[Figure dataset records]
------------------------------------

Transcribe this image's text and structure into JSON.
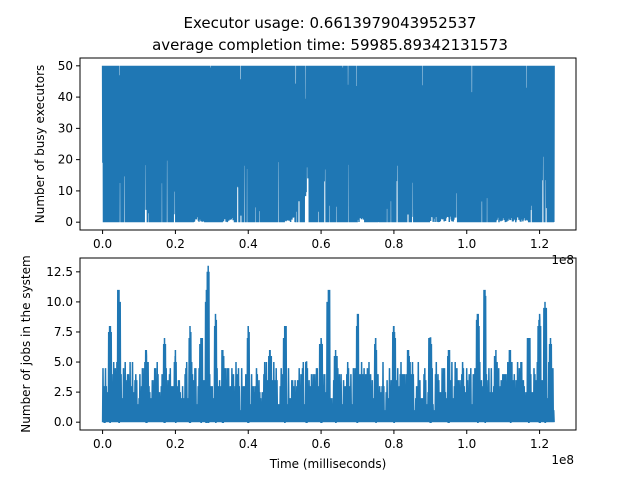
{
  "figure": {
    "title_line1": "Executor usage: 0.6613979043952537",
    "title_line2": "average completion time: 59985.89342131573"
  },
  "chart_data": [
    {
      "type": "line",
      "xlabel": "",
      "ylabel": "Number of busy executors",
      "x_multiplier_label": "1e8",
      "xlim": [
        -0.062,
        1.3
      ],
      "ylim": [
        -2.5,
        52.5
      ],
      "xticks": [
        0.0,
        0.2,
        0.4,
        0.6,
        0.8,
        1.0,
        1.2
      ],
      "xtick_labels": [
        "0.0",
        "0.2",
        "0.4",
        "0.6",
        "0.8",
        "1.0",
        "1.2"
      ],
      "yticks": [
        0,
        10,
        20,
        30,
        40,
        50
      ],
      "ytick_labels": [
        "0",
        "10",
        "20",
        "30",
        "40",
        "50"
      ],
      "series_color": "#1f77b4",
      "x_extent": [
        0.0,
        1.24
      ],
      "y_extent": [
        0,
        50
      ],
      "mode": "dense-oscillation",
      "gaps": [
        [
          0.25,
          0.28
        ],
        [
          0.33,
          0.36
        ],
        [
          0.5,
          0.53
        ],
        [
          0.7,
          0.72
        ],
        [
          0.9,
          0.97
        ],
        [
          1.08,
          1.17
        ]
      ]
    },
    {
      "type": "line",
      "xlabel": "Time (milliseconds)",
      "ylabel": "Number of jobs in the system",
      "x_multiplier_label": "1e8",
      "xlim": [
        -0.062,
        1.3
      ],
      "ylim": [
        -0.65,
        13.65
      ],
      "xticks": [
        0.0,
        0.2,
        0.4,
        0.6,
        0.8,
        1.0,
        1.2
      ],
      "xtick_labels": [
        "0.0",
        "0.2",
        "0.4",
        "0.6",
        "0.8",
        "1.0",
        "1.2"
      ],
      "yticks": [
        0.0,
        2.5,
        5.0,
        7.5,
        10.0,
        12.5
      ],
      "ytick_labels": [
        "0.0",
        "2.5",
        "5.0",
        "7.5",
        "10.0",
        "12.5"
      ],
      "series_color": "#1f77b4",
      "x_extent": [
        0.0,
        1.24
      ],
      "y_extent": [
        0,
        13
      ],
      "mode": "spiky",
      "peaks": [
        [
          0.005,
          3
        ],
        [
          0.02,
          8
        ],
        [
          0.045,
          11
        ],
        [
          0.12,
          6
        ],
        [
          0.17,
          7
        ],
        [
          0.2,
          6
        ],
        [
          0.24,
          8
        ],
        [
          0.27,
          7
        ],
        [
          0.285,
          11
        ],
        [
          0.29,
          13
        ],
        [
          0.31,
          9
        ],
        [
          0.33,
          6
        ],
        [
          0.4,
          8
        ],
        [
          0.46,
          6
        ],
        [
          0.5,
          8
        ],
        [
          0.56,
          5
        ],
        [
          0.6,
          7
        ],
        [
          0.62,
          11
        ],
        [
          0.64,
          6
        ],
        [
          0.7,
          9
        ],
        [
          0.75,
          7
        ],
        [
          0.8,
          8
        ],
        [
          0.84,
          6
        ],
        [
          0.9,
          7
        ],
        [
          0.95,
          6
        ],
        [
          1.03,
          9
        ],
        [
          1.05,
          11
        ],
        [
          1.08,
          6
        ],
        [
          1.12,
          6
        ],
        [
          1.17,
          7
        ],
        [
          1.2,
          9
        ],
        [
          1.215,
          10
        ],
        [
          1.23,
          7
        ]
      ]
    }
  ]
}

------------------------------------

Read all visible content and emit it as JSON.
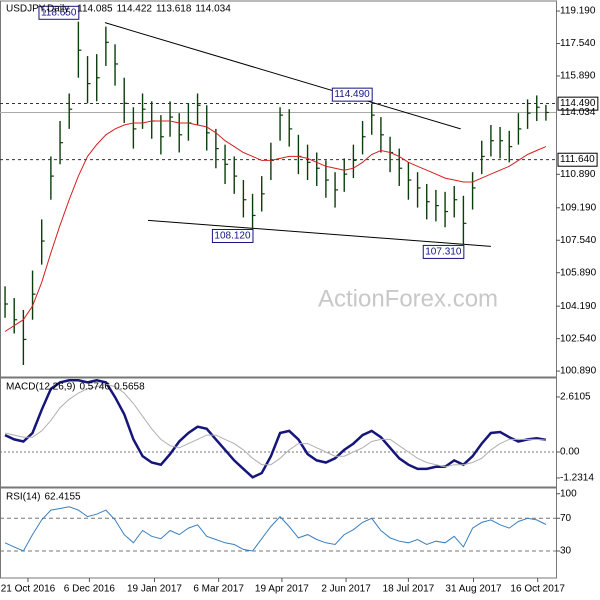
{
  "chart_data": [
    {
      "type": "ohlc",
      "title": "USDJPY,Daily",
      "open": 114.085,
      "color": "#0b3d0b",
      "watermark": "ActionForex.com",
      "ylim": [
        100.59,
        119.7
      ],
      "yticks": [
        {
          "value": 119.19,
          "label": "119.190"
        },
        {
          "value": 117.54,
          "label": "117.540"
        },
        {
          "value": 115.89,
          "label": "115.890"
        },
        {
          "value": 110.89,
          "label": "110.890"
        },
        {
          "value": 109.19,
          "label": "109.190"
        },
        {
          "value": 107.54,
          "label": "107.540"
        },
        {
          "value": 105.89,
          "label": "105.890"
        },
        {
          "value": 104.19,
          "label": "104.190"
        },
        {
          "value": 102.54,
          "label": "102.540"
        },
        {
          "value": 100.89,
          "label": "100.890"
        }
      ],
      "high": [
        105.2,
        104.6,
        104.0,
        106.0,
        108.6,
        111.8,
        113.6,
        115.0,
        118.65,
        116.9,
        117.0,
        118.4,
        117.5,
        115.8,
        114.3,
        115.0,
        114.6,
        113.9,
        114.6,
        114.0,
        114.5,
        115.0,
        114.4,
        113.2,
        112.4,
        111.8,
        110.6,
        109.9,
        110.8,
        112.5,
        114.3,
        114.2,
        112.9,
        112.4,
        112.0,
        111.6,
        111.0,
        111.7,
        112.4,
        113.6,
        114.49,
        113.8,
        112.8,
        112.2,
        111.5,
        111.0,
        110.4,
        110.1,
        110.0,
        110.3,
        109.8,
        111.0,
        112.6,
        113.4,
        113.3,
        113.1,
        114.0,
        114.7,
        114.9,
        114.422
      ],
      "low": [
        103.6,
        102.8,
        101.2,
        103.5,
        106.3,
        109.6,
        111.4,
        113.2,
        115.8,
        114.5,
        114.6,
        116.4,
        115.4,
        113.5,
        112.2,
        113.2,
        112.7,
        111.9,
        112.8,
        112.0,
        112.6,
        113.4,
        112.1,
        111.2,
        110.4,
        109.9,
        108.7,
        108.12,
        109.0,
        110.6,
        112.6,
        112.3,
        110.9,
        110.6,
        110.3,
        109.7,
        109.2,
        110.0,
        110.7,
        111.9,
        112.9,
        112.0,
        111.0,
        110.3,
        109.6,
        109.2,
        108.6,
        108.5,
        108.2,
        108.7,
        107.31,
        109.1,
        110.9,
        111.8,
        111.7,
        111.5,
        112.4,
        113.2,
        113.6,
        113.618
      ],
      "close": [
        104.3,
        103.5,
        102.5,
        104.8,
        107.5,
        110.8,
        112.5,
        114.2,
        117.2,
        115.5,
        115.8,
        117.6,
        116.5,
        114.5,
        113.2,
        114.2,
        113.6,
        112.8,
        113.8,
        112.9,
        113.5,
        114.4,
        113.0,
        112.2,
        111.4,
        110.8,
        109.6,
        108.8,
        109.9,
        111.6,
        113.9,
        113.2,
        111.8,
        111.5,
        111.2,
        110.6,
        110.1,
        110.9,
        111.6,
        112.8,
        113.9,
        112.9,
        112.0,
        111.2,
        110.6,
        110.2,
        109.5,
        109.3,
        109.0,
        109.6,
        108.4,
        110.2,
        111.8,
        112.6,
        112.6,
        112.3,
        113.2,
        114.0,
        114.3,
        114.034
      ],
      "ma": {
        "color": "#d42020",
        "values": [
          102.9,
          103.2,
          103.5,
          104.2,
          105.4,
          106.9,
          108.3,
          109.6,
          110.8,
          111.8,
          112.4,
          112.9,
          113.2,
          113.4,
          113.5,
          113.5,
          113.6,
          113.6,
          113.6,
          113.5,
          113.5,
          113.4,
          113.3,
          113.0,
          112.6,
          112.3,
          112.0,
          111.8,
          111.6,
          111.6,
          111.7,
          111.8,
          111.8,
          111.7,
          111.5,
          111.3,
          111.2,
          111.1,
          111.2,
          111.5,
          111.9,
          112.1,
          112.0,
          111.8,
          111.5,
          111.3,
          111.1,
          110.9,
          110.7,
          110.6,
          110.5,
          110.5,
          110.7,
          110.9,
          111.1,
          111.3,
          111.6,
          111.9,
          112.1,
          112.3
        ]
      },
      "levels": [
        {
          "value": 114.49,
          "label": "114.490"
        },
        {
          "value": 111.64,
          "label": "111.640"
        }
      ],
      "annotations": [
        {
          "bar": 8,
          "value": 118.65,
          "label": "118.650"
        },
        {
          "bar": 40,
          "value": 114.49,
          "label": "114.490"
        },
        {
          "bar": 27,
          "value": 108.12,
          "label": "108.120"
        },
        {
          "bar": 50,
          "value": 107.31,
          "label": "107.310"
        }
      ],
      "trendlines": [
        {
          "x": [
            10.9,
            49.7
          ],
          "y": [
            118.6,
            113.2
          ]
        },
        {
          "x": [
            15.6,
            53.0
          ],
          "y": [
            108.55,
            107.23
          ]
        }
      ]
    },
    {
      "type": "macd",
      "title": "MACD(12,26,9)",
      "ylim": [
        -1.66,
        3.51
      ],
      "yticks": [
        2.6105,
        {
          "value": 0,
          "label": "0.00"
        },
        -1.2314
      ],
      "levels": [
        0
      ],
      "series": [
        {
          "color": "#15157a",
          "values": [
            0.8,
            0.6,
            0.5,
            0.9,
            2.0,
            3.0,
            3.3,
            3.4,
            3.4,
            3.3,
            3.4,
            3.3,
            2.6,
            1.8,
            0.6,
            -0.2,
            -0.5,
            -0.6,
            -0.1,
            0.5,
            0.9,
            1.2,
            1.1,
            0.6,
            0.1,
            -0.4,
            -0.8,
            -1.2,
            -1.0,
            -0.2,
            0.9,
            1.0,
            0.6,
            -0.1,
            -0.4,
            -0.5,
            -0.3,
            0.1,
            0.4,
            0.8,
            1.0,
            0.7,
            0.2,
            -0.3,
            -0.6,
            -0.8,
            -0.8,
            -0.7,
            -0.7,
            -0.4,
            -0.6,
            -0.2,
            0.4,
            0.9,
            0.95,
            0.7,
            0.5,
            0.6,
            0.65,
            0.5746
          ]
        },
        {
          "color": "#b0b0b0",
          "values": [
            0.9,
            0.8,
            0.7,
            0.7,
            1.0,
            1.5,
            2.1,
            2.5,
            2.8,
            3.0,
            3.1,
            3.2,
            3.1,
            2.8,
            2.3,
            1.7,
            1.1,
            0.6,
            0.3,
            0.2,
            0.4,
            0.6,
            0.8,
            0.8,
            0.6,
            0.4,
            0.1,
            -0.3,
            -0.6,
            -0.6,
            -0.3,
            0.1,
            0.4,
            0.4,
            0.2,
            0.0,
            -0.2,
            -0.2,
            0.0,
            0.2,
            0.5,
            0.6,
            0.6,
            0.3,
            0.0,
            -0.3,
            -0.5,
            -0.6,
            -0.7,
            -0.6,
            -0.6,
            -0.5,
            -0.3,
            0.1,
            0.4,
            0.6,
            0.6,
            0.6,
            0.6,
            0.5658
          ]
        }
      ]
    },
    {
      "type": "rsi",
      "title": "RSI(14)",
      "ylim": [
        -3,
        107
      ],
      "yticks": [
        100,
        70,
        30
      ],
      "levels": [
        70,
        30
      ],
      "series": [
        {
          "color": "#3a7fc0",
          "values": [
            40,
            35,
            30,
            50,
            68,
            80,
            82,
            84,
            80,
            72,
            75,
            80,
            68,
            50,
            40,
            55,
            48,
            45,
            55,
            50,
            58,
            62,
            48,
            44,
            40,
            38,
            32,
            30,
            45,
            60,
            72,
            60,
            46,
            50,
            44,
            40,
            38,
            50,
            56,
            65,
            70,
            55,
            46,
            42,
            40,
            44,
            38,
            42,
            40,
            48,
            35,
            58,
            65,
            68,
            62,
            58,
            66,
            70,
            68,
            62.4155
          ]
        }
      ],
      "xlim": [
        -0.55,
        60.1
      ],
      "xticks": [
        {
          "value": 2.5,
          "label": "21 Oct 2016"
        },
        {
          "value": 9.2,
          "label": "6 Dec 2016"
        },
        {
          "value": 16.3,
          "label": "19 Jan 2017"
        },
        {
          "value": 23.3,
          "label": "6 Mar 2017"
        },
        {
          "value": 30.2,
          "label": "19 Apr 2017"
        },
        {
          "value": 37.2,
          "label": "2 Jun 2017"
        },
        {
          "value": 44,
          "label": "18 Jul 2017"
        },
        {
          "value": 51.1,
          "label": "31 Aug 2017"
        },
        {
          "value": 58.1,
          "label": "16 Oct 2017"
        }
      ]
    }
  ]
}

------------------------------------

Request:
Copy all lines of the listing above that contain the string "type".

Exercise answer:
      "type": "line",
      "type": "line",
      "type": "ohlc",
      "type": "macd",
      "type": "rsi",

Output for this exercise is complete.